Reproduce all lines of the listing below in which the word "服务群众践初心" occurs.

### Collected data entries:
:::
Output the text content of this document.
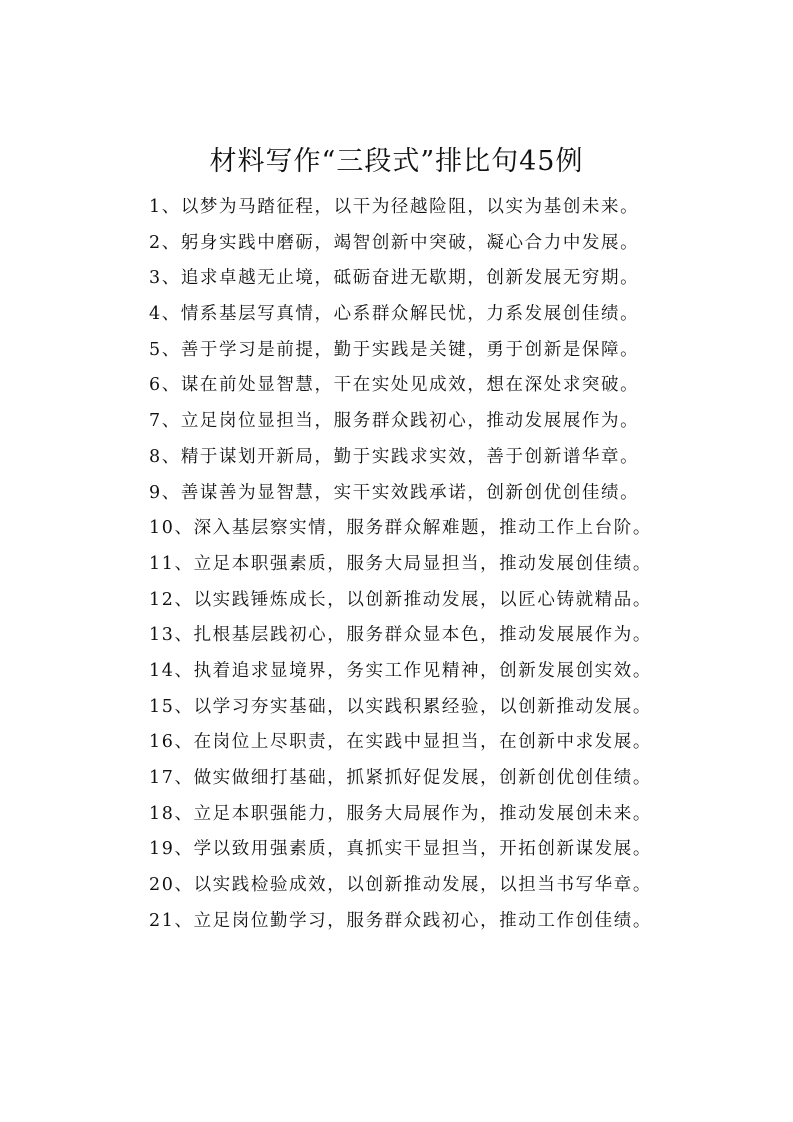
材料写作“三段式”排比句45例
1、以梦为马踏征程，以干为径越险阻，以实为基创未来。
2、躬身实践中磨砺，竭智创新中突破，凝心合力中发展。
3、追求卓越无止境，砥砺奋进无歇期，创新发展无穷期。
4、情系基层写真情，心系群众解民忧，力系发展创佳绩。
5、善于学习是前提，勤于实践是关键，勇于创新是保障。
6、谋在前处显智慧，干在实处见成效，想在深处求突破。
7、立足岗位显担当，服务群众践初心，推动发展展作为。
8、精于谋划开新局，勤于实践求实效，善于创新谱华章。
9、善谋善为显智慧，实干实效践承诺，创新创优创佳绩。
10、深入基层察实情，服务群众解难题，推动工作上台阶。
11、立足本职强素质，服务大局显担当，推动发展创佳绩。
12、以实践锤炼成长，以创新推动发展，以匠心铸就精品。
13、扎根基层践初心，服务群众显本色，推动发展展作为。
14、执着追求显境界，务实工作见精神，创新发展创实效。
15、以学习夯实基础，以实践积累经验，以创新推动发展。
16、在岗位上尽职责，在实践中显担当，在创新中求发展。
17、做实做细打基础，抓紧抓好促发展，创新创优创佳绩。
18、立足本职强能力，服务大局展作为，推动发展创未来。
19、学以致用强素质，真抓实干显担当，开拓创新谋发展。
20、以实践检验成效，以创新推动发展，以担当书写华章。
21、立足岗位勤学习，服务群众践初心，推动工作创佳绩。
:::
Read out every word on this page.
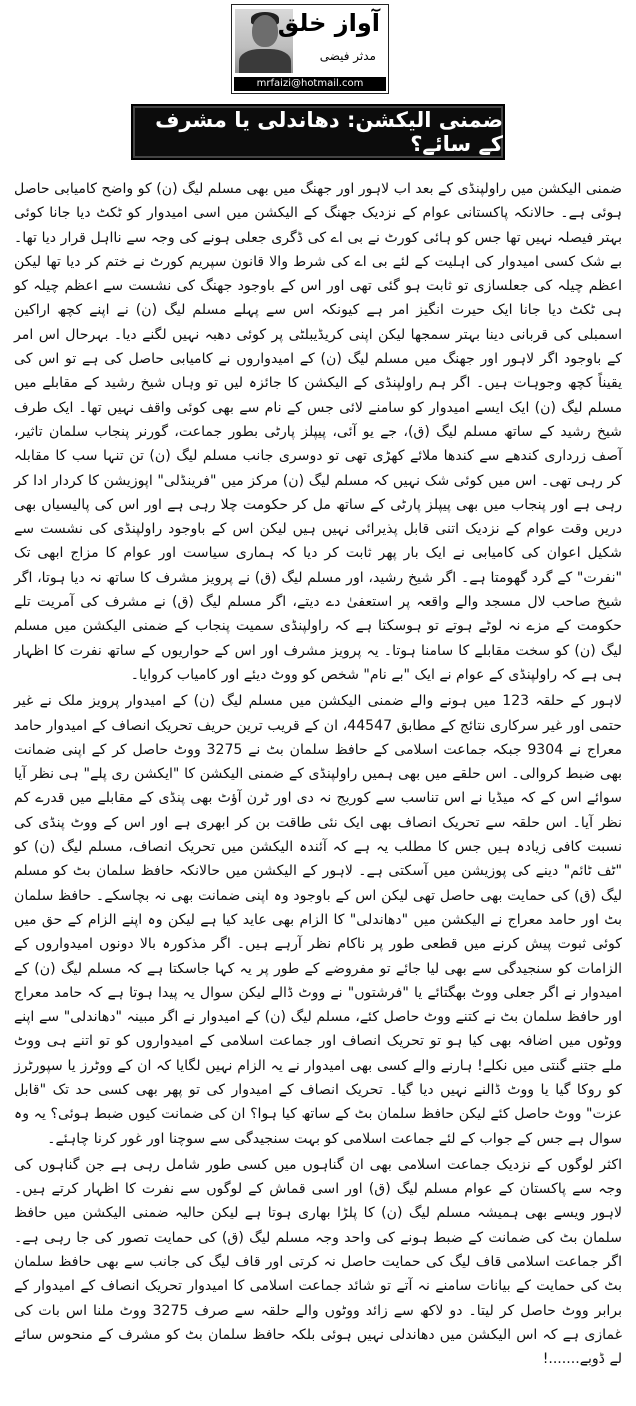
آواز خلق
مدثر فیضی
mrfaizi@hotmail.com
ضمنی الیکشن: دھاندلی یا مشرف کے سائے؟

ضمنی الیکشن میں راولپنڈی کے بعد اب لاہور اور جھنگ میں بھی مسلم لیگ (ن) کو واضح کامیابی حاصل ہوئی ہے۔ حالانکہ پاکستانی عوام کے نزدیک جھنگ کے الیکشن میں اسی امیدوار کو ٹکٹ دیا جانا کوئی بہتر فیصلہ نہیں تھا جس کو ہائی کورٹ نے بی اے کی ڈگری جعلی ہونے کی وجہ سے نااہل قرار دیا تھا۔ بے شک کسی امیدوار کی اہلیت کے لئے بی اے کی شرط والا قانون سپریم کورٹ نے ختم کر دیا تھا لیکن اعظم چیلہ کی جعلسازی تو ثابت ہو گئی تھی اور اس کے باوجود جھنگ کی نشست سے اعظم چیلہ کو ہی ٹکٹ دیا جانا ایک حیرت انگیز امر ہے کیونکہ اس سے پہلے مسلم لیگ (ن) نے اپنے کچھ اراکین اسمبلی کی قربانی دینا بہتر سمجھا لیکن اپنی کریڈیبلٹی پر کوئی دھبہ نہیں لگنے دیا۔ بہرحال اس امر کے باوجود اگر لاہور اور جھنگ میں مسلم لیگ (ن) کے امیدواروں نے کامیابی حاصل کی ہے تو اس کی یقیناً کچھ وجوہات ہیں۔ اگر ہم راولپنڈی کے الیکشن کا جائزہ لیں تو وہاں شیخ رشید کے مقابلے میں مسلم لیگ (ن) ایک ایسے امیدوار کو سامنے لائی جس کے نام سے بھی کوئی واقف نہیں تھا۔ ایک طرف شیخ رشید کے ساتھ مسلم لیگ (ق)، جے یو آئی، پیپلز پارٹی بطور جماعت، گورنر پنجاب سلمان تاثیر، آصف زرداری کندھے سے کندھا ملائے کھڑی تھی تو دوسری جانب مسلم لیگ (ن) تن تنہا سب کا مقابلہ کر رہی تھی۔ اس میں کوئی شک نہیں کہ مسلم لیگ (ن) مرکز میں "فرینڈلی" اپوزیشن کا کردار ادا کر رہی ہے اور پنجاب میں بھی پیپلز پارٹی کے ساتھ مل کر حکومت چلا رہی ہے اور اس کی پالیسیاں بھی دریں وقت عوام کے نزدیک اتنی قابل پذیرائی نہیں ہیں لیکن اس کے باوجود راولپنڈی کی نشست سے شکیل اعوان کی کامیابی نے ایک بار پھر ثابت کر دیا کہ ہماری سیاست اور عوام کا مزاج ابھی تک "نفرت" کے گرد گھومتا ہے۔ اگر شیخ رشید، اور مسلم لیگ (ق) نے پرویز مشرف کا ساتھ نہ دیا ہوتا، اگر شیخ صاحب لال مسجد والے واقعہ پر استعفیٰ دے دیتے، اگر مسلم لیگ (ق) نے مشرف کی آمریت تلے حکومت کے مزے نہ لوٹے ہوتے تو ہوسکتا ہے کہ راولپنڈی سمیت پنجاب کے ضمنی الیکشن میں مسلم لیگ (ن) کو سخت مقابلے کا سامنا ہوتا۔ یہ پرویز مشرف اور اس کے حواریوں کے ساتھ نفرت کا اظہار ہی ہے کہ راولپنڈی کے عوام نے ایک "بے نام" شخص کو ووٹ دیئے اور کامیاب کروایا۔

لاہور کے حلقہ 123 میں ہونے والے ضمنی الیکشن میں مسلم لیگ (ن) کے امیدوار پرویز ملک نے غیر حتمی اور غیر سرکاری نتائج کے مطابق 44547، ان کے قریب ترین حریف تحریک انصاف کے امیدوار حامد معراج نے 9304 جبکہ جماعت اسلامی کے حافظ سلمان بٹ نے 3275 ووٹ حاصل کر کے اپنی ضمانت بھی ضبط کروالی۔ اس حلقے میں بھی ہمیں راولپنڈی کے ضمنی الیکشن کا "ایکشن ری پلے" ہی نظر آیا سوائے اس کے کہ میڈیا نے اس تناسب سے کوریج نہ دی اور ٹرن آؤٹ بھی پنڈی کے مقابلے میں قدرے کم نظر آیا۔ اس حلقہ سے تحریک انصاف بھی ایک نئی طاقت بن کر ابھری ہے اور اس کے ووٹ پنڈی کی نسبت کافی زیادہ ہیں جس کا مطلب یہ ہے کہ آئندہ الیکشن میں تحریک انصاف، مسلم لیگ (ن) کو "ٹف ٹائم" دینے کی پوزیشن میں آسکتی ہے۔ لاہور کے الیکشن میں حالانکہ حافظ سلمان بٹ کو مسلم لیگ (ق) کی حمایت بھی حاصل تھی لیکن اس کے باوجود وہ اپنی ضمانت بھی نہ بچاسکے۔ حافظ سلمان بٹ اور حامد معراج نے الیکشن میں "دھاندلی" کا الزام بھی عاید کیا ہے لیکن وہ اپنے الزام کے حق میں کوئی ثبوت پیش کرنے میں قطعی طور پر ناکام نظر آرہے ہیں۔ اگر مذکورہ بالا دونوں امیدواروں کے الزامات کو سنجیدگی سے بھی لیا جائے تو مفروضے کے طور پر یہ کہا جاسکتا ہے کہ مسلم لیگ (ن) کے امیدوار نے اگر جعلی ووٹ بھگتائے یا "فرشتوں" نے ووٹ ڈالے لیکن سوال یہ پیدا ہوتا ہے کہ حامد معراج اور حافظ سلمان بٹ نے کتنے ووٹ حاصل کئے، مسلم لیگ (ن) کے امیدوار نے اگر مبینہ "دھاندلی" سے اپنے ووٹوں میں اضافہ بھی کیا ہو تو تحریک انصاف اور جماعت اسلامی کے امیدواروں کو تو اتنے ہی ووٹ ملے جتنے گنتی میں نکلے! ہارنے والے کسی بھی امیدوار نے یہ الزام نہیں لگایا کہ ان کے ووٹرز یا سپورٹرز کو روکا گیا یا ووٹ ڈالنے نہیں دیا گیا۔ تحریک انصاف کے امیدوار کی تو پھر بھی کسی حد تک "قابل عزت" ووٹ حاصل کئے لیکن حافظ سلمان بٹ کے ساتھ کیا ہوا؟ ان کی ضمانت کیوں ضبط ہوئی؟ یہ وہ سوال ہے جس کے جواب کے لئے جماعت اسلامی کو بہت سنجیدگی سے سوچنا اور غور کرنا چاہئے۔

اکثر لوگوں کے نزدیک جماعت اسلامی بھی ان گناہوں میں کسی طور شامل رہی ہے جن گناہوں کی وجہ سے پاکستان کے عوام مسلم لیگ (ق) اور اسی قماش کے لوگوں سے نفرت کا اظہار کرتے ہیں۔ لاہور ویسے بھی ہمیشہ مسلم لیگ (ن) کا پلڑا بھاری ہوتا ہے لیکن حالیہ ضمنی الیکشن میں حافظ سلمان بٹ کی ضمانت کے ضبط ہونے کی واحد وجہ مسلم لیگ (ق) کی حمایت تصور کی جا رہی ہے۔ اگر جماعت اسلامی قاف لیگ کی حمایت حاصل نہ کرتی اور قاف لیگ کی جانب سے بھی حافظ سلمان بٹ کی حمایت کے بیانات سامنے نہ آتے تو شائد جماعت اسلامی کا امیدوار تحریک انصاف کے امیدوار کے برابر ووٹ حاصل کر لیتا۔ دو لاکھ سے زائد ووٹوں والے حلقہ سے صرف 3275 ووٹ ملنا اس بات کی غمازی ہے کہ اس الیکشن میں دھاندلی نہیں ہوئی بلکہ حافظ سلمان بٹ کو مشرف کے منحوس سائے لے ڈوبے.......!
:::
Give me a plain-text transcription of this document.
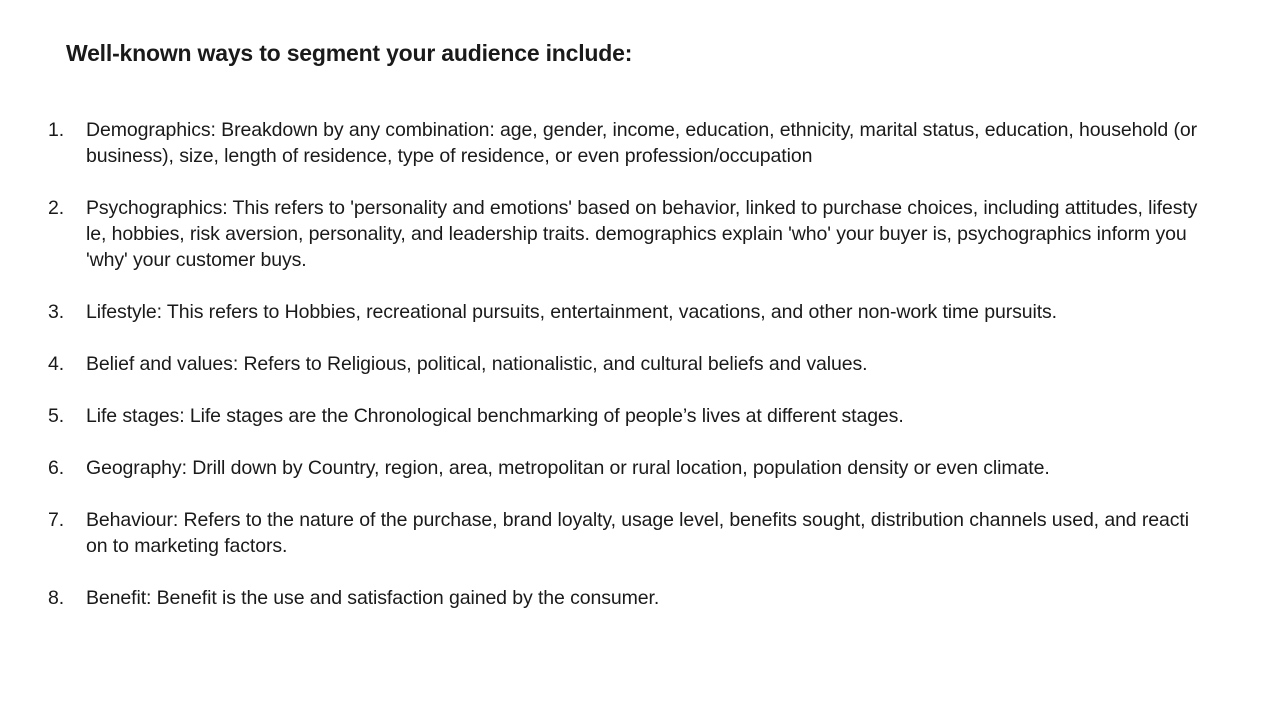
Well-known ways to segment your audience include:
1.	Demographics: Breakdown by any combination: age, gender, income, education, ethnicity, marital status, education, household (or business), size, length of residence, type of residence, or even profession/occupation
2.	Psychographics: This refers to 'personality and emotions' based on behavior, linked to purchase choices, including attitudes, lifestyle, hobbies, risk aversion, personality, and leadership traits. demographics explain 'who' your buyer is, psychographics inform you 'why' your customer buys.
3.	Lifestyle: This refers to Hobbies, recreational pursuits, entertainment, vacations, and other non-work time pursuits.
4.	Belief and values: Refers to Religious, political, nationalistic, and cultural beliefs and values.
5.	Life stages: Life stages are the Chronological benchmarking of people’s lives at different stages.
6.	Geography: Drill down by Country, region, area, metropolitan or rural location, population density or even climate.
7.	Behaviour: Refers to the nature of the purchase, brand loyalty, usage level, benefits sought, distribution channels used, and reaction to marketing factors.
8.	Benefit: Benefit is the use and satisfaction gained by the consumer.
:::
### Worked solution:
7、立足岗位显担当，服务群众践初心，推动发展展作为。
21、立足岗位勤学习，服务群众践初心，推动工作创佳绩。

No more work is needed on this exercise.